SEITENAUSZUG -
========================================

Protokoll der Sitzung vom 24.01.2007

Meine sehr verehrten Damen und Herren, ich eröffne die 109. Sitzung im 38. Tagungsabschnitt des Niedersächsischen Landtages der 15. Wahlperiode.

Ich bitte Sie, sich von Ihren Plätzen zu erheben.

Am 9. Dezember letzten Jahres verstarb der frühere Landesminister und ehemalige Abgeordnete des Niedersächsischen Landtages, Herr Gerhard Glup, im Alter von 86 Jahren. Gerhard Glup gehörte dem Niedersächsischen Landtag als Mitglied der CDU-Fraktion vom 6. Juni 1967 bis zum 20. Juni 1986, d. h. von der sechsten bis zur zehnten Wahlperiode an. Er war Mitglied des Ältestenrates, des Kultusausschusses und des Ausschusses für Ernährung und Landwirtschaft, dessen Vorsitzender er auch wurde, bevor er zehn Jahre lang das Amt des Ministers für Ernährung, Landwirtschaft und Forsten bekleidete.

Gerhard Glup hat sich mit herausragendem Engagement und Fleiß für die Belange nicht nur der Landwirtschaft und der Menschen in seiner Oldenburger Heimat, sondern ebenso des Landes Niedersachsen insgesamt eingesetzt. Er wurde mit den höchsten Auszeichnungen des Bundes und des Landes Niedersachsen bedacht.

Wir werden Gerhard Glup in guter Erinnerung behalten. - Ich danke Ihnen.

Meine sehr verehrten Damen und Herren, die Einladung und die Tagesordnung liegen Ihnen gedruckt vor. Für die Aktuelle Stunde liegen vier Beratungsgegenstände vor. Es liegen drei Dringliche Anfragen vor, die morgen früh beantwortet werden.

Auf der Basis der im Ältestenrat für die Beratung einzelner Punkte gemäß § 71 unserer Geschäftsordnung vereinbarten Redezeiten und des gleichfalls im Ältestenrat vereinbarten Verteilerschlüssels haben die Fraktionen die ihnen jeweils zustehenden Zeitkontingente so verteilt, wie Sie das aus der Ihnen vorgelegten Übersicht ersehen können.

========================================

AUFGABE A -
Prüfe anhand des Sitzungsprotokolls, ob die folgenden Aussagen zutreffen: (i) Gerhard Glup starb im Alter von 86 Jahren. (ii) Die drei Dringlichen Anfragen werden noch am selben Tag beantwortet. (iii) Gerhard Glup war zehn Jahre lang Minister für Ernährung, Landwirtschaft und Forsten. Gib zu jeder Aussage ja oder nein an und zitiere die entscheidenden Worte des Sitzungsprotokolls wörtlich.

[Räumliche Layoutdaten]
========================================

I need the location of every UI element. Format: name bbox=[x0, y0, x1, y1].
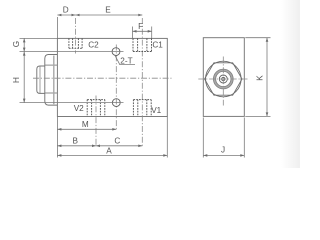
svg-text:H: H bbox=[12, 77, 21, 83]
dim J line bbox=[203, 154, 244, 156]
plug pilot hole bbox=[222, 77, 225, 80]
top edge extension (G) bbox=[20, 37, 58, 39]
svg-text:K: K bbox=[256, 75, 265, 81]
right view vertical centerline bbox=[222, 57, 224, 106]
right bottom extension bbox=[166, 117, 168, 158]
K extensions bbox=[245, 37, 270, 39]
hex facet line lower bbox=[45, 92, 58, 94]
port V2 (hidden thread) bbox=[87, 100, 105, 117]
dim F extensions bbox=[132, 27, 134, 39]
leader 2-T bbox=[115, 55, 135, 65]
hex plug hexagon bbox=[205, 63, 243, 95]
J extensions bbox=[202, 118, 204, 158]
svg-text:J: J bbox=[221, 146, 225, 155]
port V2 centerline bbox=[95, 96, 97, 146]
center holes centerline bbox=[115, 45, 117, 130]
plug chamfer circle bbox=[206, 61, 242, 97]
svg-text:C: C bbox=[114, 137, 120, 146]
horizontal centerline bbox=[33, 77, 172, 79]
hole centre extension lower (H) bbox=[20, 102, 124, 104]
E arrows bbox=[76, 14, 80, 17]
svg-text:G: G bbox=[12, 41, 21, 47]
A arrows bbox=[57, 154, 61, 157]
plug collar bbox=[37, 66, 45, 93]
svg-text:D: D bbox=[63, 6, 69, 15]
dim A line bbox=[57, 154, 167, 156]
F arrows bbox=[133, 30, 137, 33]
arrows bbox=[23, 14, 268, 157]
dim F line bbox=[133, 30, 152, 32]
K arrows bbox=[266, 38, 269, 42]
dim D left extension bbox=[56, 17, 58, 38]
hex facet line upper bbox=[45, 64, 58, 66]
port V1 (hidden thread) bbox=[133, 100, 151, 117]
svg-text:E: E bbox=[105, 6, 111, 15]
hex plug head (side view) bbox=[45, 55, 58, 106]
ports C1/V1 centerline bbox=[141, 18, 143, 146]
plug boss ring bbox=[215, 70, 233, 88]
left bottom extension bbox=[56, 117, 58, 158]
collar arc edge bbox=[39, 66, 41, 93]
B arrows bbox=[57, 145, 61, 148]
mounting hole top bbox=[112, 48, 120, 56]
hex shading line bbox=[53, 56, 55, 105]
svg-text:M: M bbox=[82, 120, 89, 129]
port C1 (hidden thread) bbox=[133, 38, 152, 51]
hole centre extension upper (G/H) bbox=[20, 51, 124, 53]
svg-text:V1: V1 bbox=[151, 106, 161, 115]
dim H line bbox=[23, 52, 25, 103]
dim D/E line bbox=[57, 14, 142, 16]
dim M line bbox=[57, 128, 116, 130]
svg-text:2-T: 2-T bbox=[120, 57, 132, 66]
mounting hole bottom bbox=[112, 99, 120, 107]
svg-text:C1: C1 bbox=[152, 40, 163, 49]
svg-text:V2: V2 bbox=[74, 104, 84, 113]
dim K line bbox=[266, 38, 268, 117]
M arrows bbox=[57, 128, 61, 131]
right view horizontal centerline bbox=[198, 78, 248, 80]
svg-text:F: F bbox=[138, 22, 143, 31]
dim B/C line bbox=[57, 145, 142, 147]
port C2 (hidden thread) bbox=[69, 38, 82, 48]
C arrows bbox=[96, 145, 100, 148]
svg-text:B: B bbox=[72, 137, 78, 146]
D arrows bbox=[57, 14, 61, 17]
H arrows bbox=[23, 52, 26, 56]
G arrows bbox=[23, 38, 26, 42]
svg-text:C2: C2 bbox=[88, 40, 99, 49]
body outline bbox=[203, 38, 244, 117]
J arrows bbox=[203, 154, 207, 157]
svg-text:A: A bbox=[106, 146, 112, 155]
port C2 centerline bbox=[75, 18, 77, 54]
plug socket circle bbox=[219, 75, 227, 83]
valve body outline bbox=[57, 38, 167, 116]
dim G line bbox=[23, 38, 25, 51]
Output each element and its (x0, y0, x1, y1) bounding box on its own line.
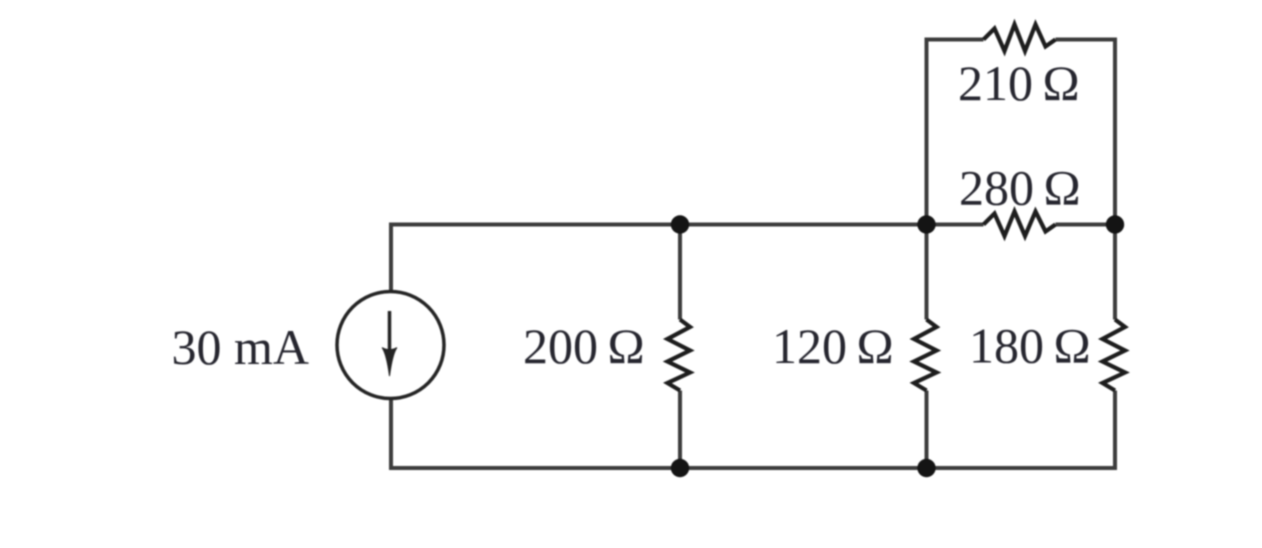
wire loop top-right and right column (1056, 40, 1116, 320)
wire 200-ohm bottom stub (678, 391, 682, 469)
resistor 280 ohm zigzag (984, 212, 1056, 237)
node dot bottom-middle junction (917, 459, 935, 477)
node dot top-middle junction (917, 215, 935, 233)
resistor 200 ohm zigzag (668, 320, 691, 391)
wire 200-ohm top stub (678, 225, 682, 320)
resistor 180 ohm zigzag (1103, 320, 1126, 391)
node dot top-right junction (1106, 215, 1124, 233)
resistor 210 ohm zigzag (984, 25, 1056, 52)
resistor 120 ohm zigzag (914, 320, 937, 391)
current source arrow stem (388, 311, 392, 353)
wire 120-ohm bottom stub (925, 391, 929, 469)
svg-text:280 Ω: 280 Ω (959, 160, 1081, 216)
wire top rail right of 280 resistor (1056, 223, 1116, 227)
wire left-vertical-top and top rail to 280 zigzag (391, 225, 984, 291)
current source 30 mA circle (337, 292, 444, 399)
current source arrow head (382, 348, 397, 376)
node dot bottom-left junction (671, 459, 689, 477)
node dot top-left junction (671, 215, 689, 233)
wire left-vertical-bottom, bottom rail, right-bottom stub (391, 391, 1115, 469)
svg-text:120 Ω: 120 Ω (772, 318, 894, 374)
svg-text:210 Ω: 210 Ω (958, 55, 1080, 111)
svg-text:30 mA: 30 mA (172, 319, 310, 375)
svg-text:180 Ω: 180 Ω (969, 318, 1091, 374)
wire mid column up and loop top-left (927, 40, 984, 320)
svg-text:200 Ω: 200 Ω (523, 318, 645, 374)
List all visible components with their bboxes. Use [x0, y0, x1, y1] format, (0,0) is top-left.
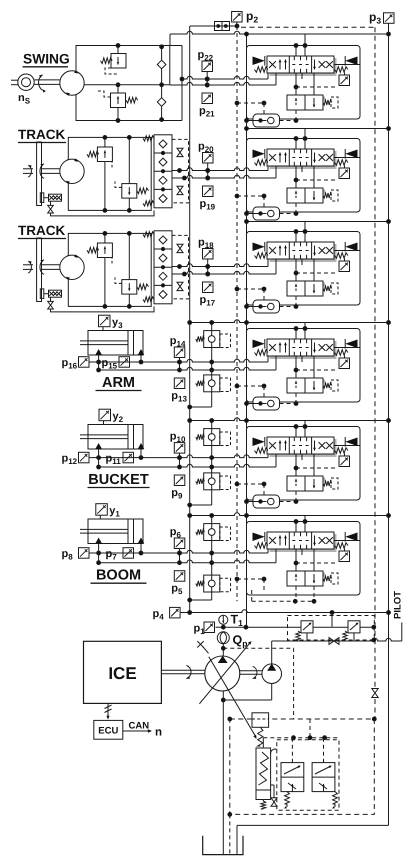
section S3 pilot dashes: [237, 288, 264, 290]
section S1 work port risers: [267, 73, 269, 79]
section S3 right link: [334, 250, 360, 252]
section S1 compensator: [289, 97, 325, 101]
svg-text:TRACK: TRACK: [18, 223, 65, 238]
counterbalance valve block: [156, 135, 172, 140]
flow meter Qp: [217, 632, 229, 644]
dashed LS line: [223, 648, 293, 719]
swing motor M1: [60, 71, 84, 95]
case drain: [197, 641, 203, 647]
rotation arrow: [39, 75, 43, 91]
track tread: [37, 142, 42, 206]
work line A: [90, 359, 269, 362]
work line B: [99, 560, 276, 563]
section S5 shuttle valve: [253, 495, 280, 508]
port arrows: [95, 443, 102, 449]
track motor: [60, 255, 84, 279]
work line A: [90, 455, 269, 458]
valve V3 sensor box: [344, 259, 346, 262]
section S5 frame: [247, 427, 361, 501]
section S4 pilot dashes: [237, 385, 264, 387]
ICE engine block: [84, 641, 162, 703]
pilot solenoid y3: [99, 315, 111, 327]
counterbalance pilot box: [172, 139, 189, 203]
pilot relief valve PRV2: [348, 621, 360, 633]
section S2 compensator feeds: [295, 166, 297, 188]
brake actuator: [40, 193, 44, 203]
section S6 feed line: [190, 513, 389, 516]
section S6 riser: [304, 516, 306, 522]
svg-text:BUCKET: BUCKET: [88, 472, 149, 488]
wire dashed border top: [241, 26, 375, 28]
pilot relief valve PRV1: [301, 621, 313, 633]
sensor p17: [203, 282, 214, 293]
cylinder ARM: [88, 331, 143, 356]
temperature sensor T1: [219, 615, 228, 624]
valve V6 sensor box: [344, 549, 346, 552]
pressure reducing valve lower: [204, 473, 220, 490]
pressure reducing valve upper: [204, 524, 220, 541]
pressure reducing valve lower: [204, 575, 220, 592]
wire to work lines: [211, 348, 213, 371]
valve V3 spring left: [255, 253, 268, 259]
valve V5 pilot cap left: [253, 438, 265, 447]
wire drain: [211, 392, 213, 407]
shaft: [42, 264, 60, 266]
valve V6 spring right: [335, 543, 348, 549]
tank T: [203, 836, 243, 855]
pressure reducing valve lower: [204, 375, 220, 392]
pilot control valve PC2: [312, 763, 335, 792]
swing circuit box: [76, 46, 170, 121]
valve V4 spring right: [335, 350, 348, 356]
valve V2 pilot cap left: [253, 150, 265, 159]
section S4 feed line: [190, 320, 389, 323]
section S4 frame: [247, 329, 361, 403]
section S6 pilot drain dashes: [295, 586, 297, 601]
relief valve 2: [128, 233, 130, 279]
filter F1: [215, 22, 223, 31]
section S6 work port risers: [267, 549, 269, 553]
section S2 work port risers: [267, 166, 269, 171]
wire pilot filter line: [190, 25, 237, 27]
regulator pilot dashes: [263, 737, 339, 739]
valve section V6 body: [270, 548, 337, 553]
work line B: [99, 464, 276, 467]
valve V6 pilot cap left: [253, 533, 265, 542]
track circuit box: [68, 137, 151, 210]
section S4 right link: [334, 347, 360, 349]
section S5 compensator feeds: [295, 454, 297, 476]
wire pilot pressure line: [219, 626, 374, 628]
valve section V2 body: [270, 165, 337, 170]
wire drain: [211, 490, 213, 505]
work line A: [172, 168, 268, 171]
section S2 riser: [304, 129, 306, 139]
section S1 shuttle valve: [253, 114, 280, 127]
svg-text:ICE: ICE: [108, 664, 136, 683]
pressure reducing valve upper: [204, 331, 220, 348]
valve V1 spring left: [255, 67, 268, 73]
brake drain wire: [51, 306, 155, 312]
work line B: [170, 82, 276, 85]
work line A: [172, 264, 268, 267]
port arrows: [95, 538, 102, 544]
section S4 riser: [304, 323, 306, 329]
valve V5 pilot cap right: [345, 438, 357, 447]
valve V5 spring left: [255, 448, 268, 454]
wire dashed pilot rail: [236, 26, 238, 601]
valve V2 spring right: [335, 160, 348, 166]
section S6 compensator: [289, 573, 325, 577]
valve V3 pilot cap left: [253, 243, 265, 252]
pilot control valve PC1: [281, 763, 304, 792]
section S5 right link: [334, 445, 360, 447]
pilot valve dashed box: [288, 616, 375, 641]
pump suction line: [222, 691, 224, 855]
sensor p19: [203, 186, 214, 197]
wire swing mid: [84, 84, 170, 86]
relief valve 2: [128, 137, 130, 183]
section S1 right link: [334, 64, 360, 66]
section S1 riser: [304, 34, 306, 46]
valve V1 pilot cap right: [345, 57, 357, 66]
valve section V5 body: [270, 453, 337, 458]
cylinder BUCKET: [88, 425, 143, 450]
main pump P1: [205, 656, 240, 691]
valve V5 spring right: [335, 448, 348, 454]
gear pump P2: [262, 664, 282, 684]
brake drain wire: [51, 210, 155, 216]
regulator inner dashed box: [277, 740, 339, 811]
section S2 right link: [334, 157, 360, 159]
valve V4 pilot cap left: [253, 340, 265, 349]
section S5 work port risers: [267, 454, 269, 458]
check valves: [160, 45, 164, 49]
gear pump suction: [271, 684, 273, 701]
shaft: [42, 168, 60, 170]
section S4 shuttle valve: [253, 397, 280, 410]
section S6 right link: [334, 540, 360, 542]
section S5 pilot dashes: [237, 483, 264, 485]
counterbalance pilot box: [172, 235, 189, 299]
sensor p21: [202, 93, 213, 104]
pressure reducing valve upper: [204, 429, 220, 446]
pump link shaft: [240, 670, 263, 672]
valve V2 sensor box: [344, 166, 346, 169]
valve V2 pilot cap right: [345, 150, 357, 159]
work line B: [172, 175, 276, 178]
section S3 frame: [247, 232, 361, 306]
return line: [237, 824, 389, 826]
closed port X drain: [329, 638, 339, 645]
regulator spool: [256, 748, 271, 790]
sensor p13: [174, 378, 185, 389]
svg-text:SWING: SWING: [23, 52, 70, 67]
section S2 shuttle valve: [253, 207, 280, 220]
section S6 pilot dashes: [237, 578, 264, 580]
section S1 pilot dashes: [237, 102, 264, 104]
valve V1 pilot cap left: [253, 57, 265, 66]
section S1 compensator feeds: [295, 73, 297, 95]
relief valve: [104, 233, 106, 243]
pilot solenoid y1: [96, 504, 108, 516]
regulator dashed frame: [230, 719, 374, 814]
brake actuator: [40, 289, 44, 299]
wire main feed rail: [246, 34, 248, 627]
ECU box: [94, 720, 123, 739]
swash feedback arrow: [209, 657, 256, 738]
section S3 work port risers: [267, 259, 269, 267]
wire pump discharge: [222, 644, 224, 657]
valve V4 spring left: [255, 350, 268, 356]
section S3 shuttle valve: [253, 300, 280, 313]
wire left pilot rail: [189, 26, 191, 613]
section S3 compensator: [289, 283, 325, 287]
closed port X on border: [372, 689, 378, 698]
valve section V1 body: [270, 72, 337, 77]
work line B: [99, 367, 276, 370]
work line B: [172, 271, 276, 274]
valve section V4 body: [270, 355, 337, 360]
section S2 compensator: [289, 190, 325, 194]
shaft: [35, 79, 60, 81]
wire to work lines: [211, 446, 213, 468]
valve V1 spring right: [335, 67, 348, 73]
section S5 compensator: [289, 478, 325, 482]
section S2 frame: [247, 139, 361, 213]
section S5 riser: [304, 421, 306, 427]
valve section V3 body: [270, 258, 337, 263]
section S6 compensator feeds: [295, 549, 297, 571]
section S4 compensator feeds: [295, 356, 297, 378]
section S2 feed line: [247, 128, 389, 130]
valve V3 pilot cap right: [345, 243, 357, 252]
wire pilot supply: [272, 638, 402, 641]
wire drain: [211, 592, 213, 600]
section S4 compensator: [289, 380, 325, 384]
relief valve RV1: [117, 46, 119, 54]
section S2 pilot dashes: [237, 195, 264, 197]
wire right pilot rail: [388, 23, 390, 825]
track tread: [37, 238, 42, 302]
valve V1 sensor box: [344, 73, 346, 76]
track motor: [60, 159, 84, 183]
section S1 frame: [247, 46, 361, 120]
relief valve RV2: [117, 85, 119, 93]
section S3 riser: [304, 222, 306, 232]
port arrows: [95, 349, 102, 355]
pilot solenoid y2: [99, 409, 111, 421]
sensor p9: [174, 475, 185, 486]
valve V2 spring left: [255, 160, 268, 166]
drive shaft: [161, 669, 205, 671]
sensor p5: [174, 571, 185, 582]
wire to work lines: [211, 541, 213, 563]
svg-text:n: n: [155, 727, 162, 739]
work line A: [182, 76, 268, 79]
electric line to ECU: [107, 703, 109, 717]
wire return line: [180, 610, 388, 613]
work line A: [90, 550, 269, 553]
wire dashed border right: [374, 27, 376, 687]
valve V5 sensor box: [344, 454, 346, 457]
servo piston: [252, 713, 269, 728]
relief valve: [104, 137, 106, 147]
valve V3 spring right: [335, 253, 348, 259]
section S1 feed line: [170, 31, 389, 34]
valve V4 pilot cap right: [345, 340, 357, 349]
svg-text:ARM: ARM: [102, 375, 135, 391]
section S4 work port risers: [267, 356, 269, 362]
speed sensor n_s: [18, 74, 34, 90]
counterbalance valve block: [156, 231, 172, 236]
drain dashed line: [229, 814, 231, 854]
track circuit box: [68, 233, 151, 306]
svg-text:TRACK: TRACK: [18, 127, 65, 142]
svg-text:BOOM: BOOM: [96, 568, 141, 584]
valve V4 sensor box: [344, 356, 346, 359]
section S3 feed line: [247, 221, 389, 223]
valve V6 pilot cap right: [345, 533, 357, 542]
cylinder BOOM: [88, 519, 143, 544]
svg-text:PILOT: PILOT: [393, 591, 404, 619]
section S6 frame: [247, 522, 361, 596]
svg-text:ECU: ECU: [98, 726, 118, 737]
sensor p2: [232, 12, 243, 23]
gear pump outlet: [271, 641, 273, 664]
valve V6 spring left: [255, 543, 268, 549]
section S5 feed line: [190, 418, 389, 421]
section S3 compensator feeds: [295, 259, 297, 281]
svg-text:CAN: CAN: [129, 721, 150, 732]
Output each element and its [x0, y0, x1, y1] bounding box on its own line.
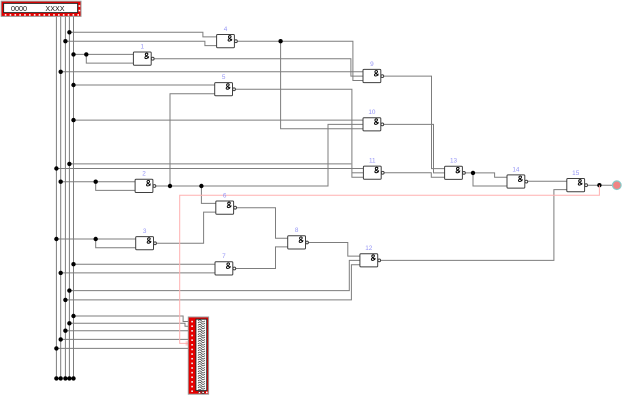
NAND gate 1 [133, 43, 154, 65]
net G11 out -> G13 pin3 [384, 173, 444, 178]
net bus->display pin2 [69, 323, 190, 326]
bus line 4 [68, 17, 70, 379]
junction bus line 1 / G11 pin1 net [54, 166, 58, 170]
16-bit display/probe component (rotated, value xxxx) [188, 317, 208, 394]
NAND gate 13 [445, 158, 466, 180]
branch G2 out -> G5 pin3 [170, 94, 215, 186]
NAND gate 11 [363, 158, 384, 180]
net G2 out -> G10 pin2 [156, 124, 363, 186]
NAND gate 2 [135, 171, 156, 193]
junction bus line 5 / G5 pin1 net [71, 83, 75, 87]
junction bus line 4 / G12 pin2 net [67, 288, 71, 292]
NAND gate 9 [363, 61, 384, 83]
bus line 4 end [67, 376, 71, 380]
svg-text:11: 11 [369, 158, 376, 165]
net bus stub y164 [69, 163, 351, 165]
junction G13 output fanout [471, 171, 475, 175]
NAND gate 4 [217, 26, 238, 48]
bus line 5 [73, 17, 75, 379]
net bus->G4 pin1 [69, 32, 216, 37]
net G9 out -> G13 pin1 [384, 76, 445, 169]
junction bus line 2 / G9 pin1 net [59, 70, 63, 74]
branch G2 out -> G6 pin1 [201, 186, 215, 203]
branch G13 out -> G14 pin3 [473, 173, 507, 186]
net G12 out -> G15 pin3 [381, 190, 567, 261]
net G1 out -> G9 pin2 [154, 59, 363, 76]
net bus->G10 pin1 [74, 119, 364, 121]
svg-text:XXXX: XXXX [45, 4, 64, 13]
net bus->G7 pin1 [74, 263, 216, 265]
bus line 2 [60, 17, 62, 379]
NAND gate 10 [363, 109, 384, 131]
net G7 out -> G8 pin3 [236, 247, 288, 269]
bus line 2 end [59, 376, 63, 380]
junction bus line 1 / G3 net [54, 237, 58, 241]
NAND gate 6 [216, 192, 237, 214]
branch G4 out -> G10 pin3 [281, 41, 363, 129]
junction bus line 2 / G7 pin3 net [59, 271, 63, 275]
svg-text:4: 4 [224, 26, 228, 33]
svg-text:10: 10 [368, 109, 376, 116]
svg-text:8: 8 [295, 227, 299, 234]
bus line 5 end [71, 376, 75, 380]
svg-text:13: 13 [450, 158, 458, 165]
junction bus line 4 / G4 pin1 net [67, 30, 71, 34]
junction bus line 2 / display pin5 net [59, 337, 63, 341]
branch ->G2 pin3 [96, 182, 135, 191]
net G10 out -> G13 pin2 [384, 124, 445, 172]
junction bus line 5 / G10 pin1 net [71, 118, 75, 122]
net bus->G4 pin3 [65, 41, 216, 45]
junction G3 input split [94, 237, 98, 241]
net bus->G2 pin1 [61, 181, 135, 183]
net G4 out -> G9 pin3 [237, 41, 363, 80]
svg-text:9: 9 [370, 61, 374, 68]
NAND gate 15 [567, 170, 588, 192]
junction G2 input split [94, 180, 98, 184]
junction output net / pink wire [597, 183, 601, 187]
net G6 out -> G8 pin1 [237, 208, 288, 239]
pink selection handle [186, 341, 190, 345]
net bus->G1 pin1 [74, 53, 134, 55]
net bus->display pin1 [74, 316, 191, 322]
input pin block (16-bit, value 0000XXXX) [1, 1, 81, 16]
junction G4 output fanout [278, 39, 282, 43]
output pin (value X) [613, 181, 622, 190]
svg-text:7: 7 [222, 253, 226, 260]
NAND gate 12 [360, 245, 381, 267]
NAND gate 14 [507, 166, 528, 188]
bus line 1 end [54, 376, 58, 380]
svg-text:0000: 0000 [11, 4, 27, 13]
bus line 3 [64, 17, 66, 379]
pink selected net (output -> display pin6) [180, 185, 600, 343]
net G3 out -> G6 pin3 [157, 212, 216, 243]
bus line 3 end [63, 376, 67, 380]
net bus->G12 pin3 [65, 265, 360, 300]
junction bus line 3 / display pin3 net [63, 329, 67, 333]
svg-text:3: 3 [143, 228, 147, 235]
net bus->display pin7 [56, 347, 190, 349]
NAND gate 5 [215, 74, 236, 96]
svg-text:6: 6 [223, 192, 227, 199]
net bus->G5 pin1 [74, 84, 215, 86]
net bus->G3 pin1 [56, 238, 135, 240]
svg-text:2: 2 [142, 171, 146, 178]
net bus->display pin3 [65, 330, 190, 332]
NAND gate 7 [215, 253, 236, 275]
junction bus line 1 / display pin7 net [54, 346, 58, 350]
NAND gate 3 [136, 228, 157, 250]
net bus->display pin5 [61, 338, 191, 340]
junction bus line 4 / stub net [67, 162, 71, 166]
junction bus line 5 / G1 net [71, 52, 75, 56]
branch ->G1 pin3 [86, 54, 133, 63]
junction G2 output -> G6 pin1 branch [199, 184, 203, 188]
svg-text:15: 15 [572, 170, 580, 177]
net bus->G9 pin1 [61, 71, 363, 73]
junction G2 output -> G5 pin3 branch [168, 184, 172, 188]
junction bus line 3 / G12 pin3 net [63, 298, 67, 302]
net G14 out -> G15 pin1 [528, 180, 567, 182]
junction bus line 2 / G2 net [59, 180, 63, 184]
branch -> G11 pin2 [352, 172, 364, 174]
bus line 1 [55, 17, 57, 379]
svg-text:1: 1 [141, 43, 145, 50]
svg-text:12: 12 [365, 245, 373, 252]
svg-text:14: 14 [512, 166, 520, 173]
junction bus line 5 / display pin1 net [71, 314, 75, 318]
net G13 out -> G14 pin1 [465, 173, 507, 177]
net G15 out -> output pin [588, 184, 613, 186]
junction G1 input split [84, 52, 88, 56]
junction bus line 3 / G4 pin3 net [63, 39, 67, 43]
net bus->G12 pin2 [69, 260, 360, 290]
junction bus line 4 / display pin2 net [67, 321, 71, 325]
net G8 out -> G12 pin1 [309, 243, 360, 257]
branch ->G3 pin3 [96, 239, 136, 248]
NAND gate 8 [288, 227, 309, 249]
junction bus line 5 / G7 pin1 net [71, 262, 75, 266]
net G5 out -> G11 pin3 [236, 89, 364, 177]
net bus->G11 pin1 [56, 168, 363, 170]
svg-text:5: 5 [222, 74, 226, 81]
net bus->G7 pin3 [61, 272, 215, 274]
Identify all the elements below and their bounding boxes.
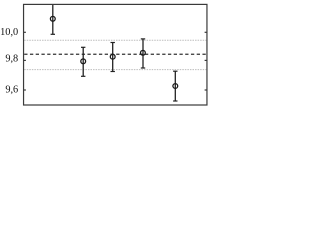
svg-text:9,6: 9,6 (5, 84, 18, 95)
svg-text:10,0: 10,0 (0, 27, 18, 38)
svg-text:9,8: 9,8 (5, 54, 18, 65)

========================================

AUFGABE B -
Formatiere in den Datensätzen den Abschnitt von der Zeile mit "wire loop top-right" bis einschließlich der Zeile mit "current source 30" als nummerierte Liste und lass dabei Leerzeilen weg.

LÖSUNG A -
(i) Ja: „im Alter von 86 Jahren“
(ii) Nein: „die morgen früh beantwortet werden“
(iii) Ja: „bevor er zehn Jahre lang das Amt des Ministers für Ernährung, Landwirtschaft und Forsten bekleidete“

LÖSUNG B -
1. wire loop top-right and right column (1056, 40, 1116, 320)
2. wire 200-ohm bottom stub (678, 391, 682, 469)
3. resistor 280 ohm zigzag (984, 212, 1056, 237)
4. node dot bottom-middle junction (917, 459, 935, 477)
5. node dot top-middle junction (917, 215, 935, 233)
6. resistor 200 ohm zigzag (668, 320, 691, 391)
7. wire 200-ohm top stub (678, 225, 682, 320)
8. resistor 180 ohm zigzag (1103, 320, 1126, 391)
9. node dot top-right junction (1106, 215, 1124, 233)
10. resistor 210 ohm zigzag (984, 25, 1056, 52)
11. resistor 120 ohm zigzag (914, 320, 937, 391)
12. current source arrow stem (388, 311, 392, 353)
13. wire 120-ohm bottom stub (925, 391, 929, 469)
14. svg-text:280 Ω: 280 Ω (959, 160, 1081, 216)
15. wire top rail right of 280 resistor (1056, 223, 1116, 227)
16. wire left-vertical-top and top rail to 280 zigzag (391, 225, 984, 291)
17. current source 30 mA circle (337, 292, 444, 399)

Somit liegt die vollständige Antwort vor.